■ **MATERIAL PROVIDED**
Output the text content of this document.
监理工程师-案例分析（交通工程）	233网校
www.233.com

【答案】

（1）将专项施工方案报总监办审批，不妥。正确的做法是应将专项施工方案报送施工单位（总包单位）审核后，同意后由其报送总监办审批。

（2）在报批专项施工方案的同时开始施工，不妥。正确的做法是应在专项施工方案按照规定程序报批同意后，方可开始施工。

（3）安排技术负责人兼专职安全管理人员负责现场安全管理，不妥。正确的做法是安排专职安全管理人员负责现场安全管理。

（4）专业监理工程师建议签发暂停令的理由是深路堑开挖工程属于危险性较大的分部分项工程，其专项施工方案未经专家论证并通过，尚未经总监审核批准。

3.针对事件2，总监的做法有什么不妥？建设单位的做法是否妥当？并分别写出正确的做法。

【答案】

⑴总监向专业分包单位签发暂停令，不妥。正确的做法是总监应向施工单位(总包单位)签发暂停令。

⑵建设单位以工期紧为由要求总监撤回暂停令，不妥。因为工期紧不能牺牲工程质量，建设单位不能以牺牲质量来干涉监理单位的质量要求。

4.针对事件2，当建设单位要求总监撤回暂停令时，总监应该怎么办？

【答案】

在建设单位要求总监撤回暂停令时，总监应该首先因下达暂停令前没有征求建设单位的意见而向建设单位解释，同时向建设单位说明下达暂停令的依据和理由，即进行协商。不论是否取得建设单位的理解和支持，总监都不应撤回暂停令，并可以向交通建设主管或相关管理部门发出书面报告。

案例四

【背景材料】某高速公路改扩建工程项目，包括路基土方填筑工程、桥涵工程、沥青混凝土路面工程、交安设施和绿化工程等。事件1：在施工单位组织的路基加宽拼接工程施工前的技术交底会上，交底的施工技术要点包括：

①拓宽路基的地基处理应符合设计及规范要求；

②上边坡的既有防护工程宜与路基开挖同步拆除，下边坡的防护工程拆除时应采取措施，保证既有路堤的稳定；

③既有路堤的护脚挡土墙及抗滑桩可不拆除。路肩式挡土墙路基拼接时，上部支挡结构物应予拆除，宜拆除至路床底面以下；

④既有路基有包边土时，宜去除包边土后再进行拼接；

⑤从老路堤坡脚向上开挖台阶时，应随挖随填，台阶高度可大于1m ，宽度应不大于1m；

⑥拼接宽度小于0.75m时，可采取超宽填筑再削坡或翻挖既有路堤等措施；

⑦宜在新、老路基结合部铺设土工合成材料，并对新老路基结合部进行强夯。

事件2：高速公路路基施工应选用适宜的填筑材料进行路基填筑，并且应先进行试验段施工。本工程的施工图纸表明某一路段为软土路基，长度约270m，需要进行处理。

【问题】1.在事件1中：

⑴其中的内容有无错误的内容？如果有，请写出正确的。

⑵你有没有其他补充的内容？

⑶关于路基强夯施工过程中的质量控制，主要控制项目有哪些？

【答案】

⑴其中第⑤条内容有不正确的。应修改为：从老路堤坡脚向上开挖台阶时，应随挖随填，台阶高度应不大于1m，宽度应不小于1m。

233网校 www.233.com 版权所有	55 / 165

■ **DO THIS**
Return the entries in full, keeping every line exactly as it is.

■ **EXPECTED OUTPUT**
Output the text content of this document.
监理工程师-案例分析（交通工程）	233网校
www.233.com

【答案】

（1）将专项施工方案报总监办审批，不妥。正确的做法是应将专项施工方案报送施工单位（总包单位）审核后，同意后由其报送总监办审批。

（2）在报批专项施工方案的同时开始施工，不妥。正确的做法是应在专项施工方案按照规定程序报批同意后，方可开始施工。

（3）安排技术负责人兼专职安全管理人员负责现场安全管理，不妥。正确的做法是安排专职安全管理人员负责现场安全管理。

（4）专业监理工程师建议签发暂停令的理由是深路堑开挖工程属于危险性较大的分部分项工程，其专项施工方案未经专家论证并通过，尚未经总监审核批准。

3.针对事件2，总监的做法有什么不妥？建设单位的做法是否妥当？并分别写出正确的做法。

【答案】

⑴总监向专业分包单位签发暂停令，不妥。正确的做法是总监应向施工单位(总包单位)签发暂停令。

⑵建设单位以工期紧为由要求总监撤回暂停令，不妥。因为工期紧不能牺牲工程质量，建设单位不能以牺牲质量来干涉监理单位的质量要求。

4.针对事件2，当建设单位要求总监撤回暂停令时，总监应该怎么办？

【答案】

在建设单位要求总监撤回暂停令时，总监应该首先因下达暂停令前没有征求建设单位的意见而向建设单位解释，同时向建设单位说明下达暂停令的依据和理由，即进行协商。不论是否取得建设单位的理解和支持，总监都不应撤回暂停令，并可以向交通建设主管或相关管理部门发出书面报告。

案例四

【背景材料】某高速公路改扩建工程项目，包括路基土方填筑工程、桥涵工程、沥青混凝土路面工程、交安设施和绿化工程等。事件1：在施工单位组织的路基加宽拼接工程施工前的技术交底会上，交底的施工技术要点包括：

①拓宽路基的地基处理应符合设计及规范要求；

②上边坡的既有防护工程宜与路基开挖同步拆除，下边坡的防护工程拆除时应采取措施，保证既有路堤的稳定；

③既有路堤的护脚挡土墙及抗滑桩可不拆除。路肩式挡土墙路基拼接时，上部支挡结构物应予拆除，宜拆除至路床底面以下；

④既有路基有包边土时，宜去除包边土后再进行拼接；

⑤从老路堤坡脚向上开挖台阶时，应随挖随填，台阶高度可大于1m ，宽度应不大于1m；

⑥拼接宽度小于0.75m时，可采取超宽填筑再削坡或翻挖既有路堤等措施；

⑦宜在新、老路基结合部铺设土工合成材料，并对新老路基结合部进行强夯。

事件2：高速公路路基施工应选用适宜的填筑材料进行路基填筑，并且应先进行试验段施工。本工程的施工图纸表明某一路段为软土路基，长度约270m，需要进行处理。

【问题】1.在事件1中：

⑴其中的内容有无错误的内容？如果有，请写出正确的。

⑵你有没有其他补充的内容？

⑶关于路基强夯施工过程中的质量控制，主要控制项目有哪些？

【答案】

⑴其中第⑤条内容有不正确的。应修改为：从老路堤坡脚向上开挖台阶时，应随挖随填，台阶高度应不大于1m，宽度应不小于1m。

233网校 www.233.com 版权所有	55 / 165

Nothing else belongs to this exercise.